Reading passage:
[Start]

As If

Over on the Rational side, I posted an excerpt from Greg Swann’s “Meet the Third Thing.” In my introduction, I mentioned that Greg has discovered the two fatally flawed premises that have misled men forever. “Meet the Third Thing” addresses the first—the ontological error of identifying a man as he is not. This is an elusive point, and quite counterintuitive. It’s so tough that I’d skip it altogether, except that it lends clarity to the other fundamental misidentification…the Fallacy of Tu Quoque, which has been the driving force of social ethics since social ethics were first considered.

Luckily that error–the error upon which we’ve built all societies so far–is much easier to see than the one addressed in “Meet the Third Thing.” However, because the two are related, I’ve decided to deal with first things first, and offer some comments on what I believe is the lesson of “Meet the Third Thing.” My analysis of this has not been endorsed, nor even verified as correct, by Mr. Swann.

A man is a rational, volitional being. This means that he is driven by his conceptual faculty. With the ability to abstract comes the ability to conceptualize that which isn’t. We can imagine things that never existed and never will…balls rolling uphill, unicorns, a Heaven with dancing virgins. You name it, and we can imagine it.

Among the more relevant things we can conceptualize are choices. We have the ability to imagine various courses of action and various likely outcomes from those actions. Indeed, once we raise ourselves above the level of purely perceptual animals seeking only physical survival, our ability to conceptualize choices is all we have. It is the cause of each and every action we take. There may be underlying instincts, and we are not immune from the animal drive to survive, but our exclusive causal factor is our own conceptualizing mind and the choices for which that mind decides to opt. We may do much of it out of habit, but it’s still volitionally motivated. A person who has no volition does not live as a person. We say “man qua man” and this means an animal driven by his conceptual, volitional faculty.

Ayn Rand addressed most of this. When officialobjectivism.com gets going, we’ll look at many of the things she said about this fundamental identification. But for now, we’re dealing with the misidentification most of us make, as we go about dealing with others. Like all mistakes, it takes the general form of “identifying a thing as it is not.”

A blade of grass is a very simple thing. Besides our advanced knowledge of the physics of its life-cycle, we also understand what it is and what it does. It’s a blade of grass; duh. However, we may treat a blade of grass as anything we wish. We could treat it as a pet…caring for it, protecting it, loving it. There is no limit to how we may treat a blade of grass, all the way up to and including taking it as God Himself. Like all things, this is a choice and there is not an entity in the universe that can literally stop you from treating a blade of grass as anything you wish. This is the wonder of volition.

But the point is obvious here. No matter how any person chooses to treat a blade of grass, it’s still just a blade of grass. It would be sort of silly to treat a blade of grass as a pet, let alone as some sort of god. Our treating something as what we choose, does not make it other than it is. This is the fundamental distinction between “X” and “thinking of X,” which I addressed early on, over on the Rational side.

If we pray to the blade of grass, we treat it as if it were a god. If we care for it as a pet, we are acting as if it were an animal that gives us comfort and loyalty. A horse is not a cow, but if you’re hungry enough, you will treat the horse as if it were a cow, slaughter it and live off the food it provides. This did not transform the horse into a cow, but you made a choice as if it were. We call this “justification,” and there could be various justifications for doing this, all of them driven by the underlying decision, “I wish to live, so I must treat the horse as if it were a cow.”

[End]

A run of rows:
[Start]

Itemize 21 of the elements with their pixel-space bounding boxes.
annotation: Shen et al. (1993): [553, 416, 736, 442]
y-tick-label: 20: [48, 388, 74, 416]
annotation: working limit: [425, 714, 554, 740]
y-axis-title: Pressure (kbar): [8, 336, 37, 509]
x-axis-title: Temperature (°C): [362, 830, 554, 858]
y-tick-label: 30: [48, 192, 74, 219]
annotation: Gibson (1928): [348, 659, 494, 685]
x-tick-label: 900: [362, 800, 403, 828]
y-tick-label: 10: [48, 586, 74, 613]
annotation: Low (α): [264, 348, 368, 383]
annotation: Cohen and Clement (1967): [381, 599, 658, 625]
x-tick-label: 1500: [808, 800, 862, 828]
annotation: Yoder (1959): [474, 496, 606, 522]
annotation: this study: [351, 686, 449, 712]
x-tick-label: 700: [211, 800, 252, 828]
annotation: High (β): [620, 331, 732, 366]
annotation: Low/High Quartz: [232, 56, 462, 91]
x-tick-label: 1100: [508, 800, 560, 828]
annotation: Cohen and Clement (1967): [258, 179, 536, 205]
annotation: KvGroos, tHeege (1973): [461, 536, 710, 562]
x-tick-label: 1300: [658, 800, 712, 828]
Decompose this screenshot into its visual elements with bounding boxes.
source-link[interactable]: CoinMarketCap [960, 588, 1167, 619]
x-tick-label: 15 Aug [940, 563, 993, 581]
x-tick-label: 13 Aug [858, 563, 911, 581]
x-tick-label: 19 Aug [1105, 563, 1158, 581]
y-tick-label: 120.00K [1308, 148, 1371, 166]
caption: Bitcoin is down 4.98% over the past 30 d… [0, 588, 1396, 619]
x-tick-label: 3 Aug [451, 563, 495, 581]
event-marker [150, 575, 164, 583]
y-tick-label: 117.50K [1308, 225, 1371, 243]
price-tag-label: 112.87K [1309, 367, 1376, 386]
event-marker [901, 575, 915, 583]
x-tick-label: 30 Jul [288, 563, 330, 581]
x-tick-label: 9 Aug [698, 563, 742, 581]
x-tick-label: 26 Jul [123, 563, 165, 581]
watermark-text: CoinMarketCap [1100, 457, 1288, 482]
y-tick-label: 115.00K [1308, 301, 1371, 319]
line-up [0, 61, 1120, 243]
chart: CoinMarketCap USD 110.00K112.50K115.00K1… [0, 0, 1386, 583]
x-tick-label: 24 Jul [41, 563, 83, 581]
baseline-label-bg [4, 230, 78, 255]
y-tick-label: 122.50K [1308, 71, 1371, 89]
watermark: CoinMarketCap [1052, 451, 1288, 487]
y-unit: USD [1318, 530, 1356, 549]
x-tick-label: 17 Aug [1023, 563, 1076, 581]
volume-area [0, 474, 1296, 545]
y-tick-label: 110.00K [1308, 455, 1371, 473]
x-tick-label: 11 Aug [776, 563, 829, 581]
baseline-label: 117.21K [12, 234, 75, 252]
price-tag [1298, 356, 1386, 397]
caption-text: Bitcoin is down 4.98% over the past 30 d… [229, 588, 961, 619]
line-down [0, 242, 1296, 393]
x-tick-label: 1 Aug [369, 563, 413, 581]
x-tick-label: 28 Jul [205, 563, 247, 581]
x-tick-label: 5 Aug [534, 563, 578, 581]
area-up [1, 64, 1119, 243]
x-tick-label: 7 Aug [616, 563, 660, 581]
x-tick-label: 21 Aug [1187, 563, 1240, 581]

[End]

What you will do:
**a)** Quote the "As If" essay from "Luckily that error–the" up to and including "can imagine it.".
**b)** Write what comes next in the "As If" essay, starting right after its final sentence.
The rows are not needed for anything here.

Answer list:
**a)**
Luckily that error–the error upon which we’ve built all societies so far–is much easier to see than the one addressed in “Meet the Third Thing.” However, because the two are related, I’ve decided to deal with first things first, and offer some comments on what I believe is the lesson of “Meet the Third Thing.” My analysis of this has not been endorsed, nor even verified as correct, by Mr. Swann.

A man is a rational, volitional being. This means that he is driven by his conceptual faculty. With the ability to abstract comes the ability to conceptualize that which isn’t. We can imagine things that never existed and never will…balls rolling uphill, unicorns, a Heaven with dancing virgins. You name it, and we can imagine it.

**b)**
Now what of other humans? Ultimately, it is their nature that they too are volitional creatures, just like yourself. You can treat them as if they weren’t, but you won’t have changed them because of that decision…not any more than you changed the blade of grass or the horse. You can say you “justify” that decision, but it’s not a justification built of rational identification. Notice that the horse will end up providing you food, but the blade of grass won’t send you to Heaven. This is a very important distinction–the horse may not be a cow, but he did end up serving the purpose which you intended. The blade of grass did not end up serving the purpose for which you intended. We may call the first a sort of “rational justification,” while the second is an “irrational justification.” IOW, the blade of grass never provides what you wish, while in the extreme circumstance the horse does.

The fundamental decision you have to make with regard to other humans, is whether their presence helps you live, or inhibits you from living. The answer to this is, “They help.” You are better off living with the love and production of other humans, than without those things. Other rational beings are conducive to your own happiness—they offer rationality thereby increasing your own wisdom, as well as providing values for you to enjoy.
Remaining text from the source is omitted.